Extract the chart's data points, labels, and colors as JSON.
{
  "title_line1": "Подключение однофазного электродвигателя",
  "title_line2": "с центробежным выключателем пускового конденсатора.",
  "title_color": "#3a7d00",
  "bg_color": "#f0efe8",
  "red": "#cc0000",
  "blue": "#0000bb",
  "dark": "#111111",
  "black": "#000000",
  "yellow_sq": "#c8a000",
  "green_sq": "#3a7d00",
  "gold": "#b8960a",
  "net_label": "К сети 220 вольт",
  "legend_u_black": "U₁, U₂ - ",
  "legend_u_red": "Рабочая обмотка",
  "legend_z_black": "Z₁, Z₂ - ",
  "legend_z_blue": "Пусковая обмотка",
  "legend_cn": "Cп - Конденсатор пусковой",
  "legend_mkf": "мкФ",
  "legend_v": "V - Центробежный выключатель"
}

======

* [Given exercise]
Write down every line of the data exactly as it appears above.

* [The solution]
Extract the chart's data points, labels, and colors as JSON.
{
  "title_line1": "Подключение однофазного электродвигателя",
  "title_line2": "с центробежным выключателем пускового конденсатора.",
  "title_color": "#3a7d00",
  "bg_color": "#f0efe8",
  "red": "#cc0000",
  "blue": "#0000bb",
  "dark": "#111111",
  "black": "#000000",
  "yellow_sq": "#c8a000",
  "green_sq": "#3a7d00",
  "gold": "#b8960a",
  "net_label": "К сети 220 вольт",
  "legend_u_black": "U₁, U₂ - ",
  "legend_u_red": "Рабочая обмотка",
  "legend_z_black": "Z₁, Z₂ - ",
  "legend_z_blue": "Пусковая обмотка",
  "legend_cn": "Cп - Конденсатор пусковой",
  "legend_mkf": "мкФ",
  "legend_v": "V - Центробежный выключатель"
}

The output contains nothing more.